## Your objective
Pictures aside, repeat every entry exactly.

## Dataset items
....

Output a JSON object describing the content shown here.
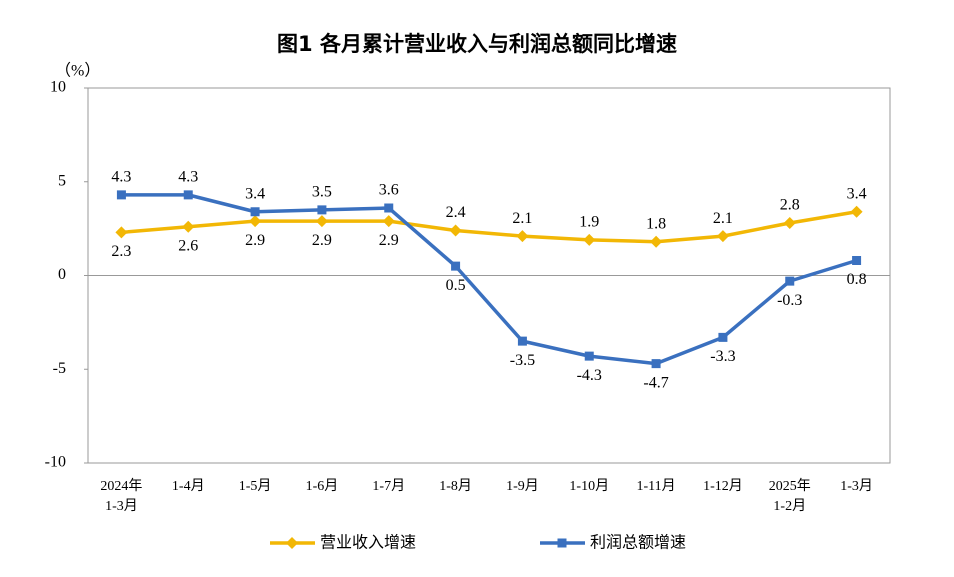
{
  "chart_data": {
    "type": "line",
    "title": "图1  各月累计营业收入与利润总额同比增速",
    "y_unit": "（%）",
    "categories": [
      [
        "2024年",
        "1-3月"
      ],
      [
        "1-4月"
      ],
      [
        "1-5月"
      ],
      [
        "1-6月"
      ],
      [
        "1-7月"
      ],
      [
        "1-8月"
      ],
      [
        "1-9月"
      ],
      [
        "1-10月"
      ],
      [
        "1-11月"
      ],
      [
        "1-12月"
      ],
      [
        "2025年",
        "1-2月"
      ],
      [
        "1-3月"
      ]
    ],
    "series": [
      {
        "name": "营业收入增速",
        "color": "#f2b705",
        "marker": "diamond",
        "values": [
          2.3,
          2.6,
          2.9,
          2.9,
          2.9,
          2.4,
          2.1,
          1.9,
          1.8,
          2.1,
          2.8,
          3.4
        ]
      },
      {
        "name": "利润总额增速",
        "color": "#3a70bf",
        "marker": "square",
        "values": [
          4.3,
          4.3,
          3.4,
          3.5,
          3.6,
          0.5,
          -3.5,
          -4.3,
          -4.7,
          -3.3,
          -0.3,
          0.8
        ]
      }
    ],
    "ylim": [
      -10,
      10
    ],
    "yticks": [
      -10,
      -5,
      0,
      5,
      10
    ],
    "zero_line": true,
    "grid": false,
    "legend": "bottom"
  }
}
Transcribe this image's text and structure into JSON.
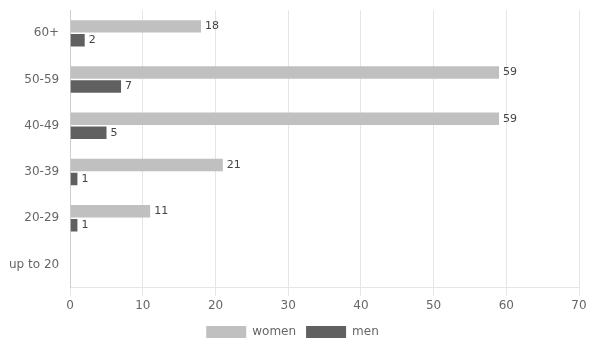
{
  "chart_data": {
    "type": "bar",
    "orientation": "horizontal",
    "categories": [
      "up to 20",
      "20-29",
      "30-39",
      "40-49",
      "50-59",
      "60+"
    ],
    "series": [
      {
        "name": "women",
        "color": "#c0c0c0",
        "values": [
          0,
          11,
          21,
          59,
          59,
          18
        ]
      },
      {
        "name": "men",
        "color": "#606060",
        "values": [
          0,
          1,
          1,
          5,
          7,
          2
        ]
      }
    ],
    "xlim": [
      0,
      70
    ],
    "xticks": [
      0,
      10,
      20,
      30,
      40,
      50,
      60,
      70
    ],
    "grid": true,
    "legend": "bottom",
    "data_labels": true
  }
}
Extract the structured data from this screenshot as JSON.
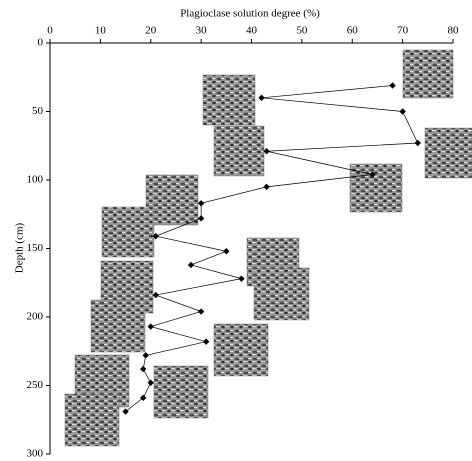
{
  "chart_data": {
    "type": "line",
    "title": "Plagioclase solution degree (%)",
    "y_label": "Depth (cm)",
    "x": [
      68,
      42,
      70,
      73,
      43,
      64,
      43,
      30,
      30,
      21,
      35,
      28,
      38,
      21,
      30,
      20,
      31,
      19,
      18.5,
      20,
      18.5,
      15
    ],
    "y": [
      31,
      40,
      50,
      73,
      79,
      96,
      105,
      117,
      128,
      141,
      152,
      162,
      172,
      184,
      196,
      207,
      218,
      228,
      238,
      248,
      259,
      269
    ],
    "color": "#000000",
    "xlim": [
      0,
      80
    ],
    "xticks": [
      0,
      10,
      20,
      30,
      40,
      50,
      60,
      70,
      80
    ],
    "ylim": [
      0,
      300
    ],
    "yticks": [
      0,
      50,
      100,
      150,
      200,
      250,
      300
    ],
    "y_inverted": true,
    "x_axis_position": "top"
  }
}
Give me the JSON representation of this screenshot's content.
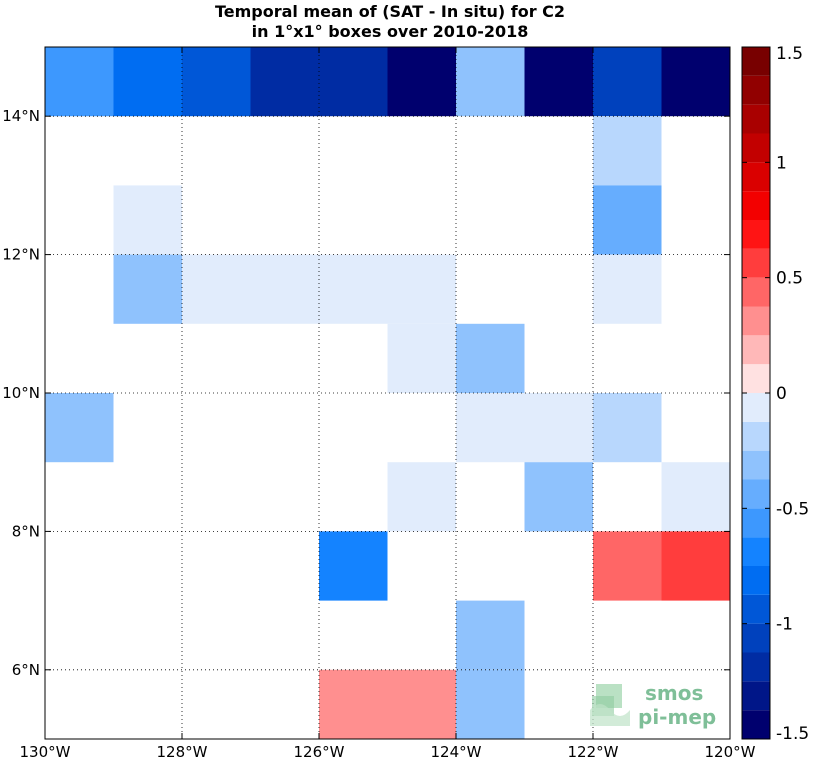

....

## Reply to the exercise
Output a JSON object describing the content shown here.
{
  "chart_data": {
    "type": "line",
    "title": "图1  各月累计营业收入与利润总额同比增速",
    "y_unit": "（%）",
    "categories": [
      [
        "2024年",
        "1-3月"
      ],
      [
        "1-4月"
      ],
      [
        "1-5月"
      ],
      [
        "1-6月"
      ],
      [
        "1-7月"
      ],
      [
        "1-8月"
      ],
      [
        "1-9月"
      ],
      [
        "1-10月"
      ],
      [
        "1-11月"
      ],
      [
        "1-12月"
      ],
      [
        "2025年",
        "1-2月"
      ],
      [
        "1-3月"
      ]
    ],
    "series": [
      {
        "name": "营业收入增速",
        "color": "#f2b705",
        "marker": "diamond",
        "values": [
          2.3,
          2.6,
          2.9,
          2.9,
          2.9,
          2.4,
          2.1,
          1.9,
          1.8,
          2.1,
          2.8,
          3.4
        ]
      },
      {
        "name": "利润总额增速",
        "color": "#3a70bf",
        "marker": "square",
        "values": [
          4.3,
          4.3,
          3.4,
          3.5,
          3.6,
          0.5,
          -3.5,
          -4.3,
          -4.7,
          -3.3,
          -0.3,
          0.8
        ]
      }
    ],
    "ylim": [
      -10,
      10
    ],
    "yticks": [
      -10,
      -5,
      0,
      5,
      10
    ],
    "zero_line": true,
    "grid": false,
    "legend": "bottom"
  }
}
Transcribe this image's text and structure into JSON.
{
  "chart_data": {
    "type": "bar",
    "orientation": "horizontal",
    "categories": [
      "up to 20",
      "20-29",
      "30-39",
      "40-49",
      "50-59",
      "60+"
    ],
    "series": [
      {
        "name": "women",
        "color": "#c0c0c0",
        "values": [
          0,
          11,
          21,
          59,
          59,
          18
        ]
      },
      {
        "name": "men",
        "color": "#606060",
        "values": [
          0,
          1,
          1,
          5,
          7,
          2
        ]
      }
    ],
    "xlim": [
      0,
      70
    ],
    "xticks": [
      0,
      10,
      20,
      30,
      40,
      50,
      60,
      70
    ],
    "grid": true,
    "legend": "bottom",
    "data_labels": true
  }
}
Extract the structured data from this screenshot as JSON.
{
  "chart_data": {
    "type": "line",
    "title": "Plagioclase solution degree (%)",
    "y_label": "Depth (cm)",
    "x": [
      68,
      42,
      70,
      73,
      43,
      64,
      43,
      30,
      30,
      21,
      35,
      28,
      38,
      21,
      30,
      20,
      31,
      19,
      18.5,
      20,
      18.5,
      15
    ],
    "y": [
      31,
      40,
      50,
      73,
      79,
      96,
      105,
      117,
      128,
      141,
      152,
      162,
      172,
      184,
      196,
      207,
      218,
      228,
      238,
      248,
      259,
      269
    ],
    "color": "#000000",
    "xlim": [
      0,
      80
    ],
    "xticks": [
      0,
      10,
      20,
      30,
      40,
      50,
      60,
      70,
      80
    ],
    "ylim": [
      0,
      300
    ],
    "yticks": [
      0,
      50,
      100,
      150,
      200,
      250,
      300
    ],
    "y_inverted": true,
    "x_axis_position": "top"
  }
}
Give me the JSON representation of this screenshot's content.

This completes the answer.